**Prompt 1**
Translate this sentence from the speed problem thread into Spanish: "The Pythagorean theorem, sometimes known as Pythagoras' theorem, is a basic relationship between the three sides of a right triangle in Euclidean geometry."
**Prompt 2**
Reproduce the passage of the speed problem thread starting at "Two persons start" and ending at "is 40 kmph.".

Question

Two persons start running simultaneously from a certain point, one towards south and another towards east. After 2 hours, the distance between them is 100km. Then, find the speed of the faster person, if the speed of one of them is 75% of the other.

Answer 1

The Pythagorean theorem is sometimes known as Pythagoras' theorem. The speed of the faster person is 40 kmph.

What is Pythagoras' theorem?

The Pythagorean theorem, sometimes known as Pythagoras' theorem, is a basic relationship between the three sides of a right triangle in Euclidean geometry. The size of the square whose side is the hypotenuse is equal to the sum of the areas of the squares on the other two sides, according to this rule.

Let the speed of one person be represented by x, then the speed of the other person, if the speed of the second person is 75% of the first.

**Stored rows**
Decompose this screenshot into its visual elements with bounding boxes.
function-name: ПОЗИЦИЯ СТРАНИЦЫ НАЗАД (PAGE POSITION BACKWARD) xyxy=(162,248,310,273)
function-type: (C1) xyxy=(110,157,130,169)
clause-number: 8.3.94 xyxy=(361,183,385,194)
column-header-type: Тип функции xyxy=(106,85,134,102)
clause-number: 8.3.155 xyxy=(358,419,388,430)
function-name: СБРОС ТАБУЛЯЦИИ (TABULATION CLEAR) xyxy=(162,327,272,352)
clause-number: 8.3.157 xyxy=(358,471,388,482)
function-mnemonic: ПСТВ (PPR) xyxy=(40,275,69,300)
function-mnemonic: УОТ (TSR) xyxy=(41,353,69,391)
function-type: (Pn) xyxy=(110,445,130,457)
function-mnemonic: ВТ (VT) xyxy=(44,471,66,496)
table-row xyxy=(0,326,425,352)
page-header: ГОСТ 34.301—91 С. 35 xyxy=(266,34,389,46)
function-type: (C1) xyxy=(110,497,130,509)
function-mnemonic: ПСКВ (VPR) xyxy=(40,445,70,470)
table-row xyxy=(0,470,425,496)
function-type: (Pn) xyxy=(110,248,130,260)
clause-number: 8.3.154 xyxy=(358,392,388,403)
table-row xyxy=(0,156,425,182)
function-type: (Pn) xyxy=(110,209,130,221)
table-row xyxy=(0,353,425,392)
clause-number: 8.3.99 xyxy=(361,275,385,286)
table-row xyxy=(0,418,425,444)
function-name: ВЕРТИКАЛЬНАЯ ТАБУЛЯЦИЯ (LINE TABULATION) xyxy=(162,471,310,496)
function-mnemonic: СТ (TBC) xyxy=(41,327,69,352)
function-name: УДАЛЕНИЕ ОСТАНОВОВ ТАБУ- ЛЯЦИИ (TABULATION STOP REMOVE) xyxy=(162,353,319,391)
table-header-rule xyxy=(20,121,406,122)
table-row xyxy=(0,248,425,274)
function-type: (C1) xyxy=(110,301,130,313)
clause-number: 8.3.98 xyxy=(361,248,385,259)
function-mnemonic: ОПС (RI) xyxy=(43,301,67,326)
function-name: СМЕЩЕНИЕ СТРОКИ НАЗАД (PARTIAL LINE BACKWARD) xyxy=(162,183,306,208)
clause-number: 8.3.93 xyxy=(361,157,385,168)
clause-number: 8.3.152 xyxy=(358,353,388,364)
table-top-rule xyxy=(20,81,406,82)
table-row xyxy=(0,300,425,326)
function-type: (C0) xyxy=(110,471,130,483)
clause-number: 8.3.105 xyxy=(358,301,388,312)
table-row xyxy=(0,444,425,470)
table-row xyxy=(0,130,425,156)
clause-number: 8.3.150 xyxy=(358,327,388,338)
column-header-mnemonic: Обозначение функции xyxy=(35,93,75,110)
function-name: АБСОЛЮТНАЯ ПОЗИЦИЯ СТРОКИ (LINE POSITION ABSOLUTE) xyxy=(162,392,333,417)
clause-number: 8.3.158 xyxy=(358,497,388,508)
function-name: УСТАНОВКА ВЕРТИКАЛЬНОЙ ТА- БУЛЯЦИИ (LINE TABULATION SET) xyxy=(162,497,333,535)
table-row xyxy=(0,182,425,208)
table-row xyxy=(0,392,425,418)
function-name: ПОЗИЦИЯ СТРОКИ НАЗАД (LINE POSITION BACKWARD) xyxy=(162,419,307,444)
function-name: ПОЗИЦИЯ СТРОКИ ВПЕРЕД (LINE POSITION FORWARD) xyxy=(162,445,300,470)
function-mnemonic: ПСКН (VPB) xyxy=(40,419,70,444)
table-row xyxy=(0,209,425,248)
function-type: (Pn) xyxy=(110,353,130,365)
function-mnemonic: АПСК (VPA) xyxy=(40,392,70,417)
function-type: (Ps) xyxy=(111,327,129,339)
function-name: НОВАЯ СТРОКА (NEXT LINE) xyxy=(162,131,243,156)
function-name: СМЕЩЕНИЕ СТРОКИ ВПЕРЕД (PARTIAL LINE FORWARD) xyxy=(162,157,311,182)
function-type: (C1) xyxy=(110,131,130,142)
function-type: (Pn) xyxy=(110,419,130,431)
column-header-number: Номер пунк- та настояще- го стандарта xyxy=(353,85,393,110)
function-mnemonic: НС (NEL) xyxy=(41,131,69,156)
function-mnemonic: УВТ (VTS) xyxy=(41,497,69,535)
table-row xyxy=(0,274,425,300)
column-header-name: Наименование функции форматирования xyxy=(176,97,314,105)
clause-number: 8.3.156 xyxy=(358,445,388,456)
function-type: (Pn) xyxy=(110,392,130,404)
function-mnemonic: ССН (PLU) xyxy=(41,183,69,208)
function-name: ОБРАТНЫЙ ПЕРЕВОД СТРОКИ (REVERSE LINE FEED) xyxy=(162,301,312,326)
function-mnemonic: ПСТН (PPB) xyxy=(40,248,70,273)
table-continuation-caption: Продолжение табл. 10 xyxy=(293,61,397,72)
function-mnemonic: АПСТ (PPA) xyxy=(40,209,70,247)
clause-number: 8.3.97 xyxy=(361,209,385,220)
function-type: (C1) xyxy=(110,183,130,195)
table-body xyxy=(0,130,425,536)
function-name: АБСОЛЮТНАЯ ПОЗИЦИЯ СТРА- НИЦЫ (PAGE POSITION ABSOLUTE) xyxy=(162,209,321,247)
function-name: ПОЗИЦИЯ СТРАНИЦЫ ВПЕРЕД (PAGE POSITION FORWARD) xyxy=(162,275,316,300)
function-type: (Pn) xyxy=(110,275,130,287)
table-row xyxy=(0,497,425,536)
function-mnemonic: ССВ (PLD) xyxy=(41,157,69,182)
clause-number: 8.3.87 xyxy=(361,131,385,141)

**Task answer 1**
El teorema pitagórico, a veces conocido como teorema de Pitágoras, es una relación básica entre los tres lados de un triángulo rectángulo en la geometría euclidiana.

**Task answer 2**
Two persons start running simultaneously from a certain point, one towards south and another towards east. After 2 hours, the distance between them is 100km. Then, find the speed of the faster person, if the speed of one of them is 75% of the other.

Answer 1

The Pythagorean theorem is sometimes known as Pythagoras' theorem. The speed of the faster person is 40 kmph.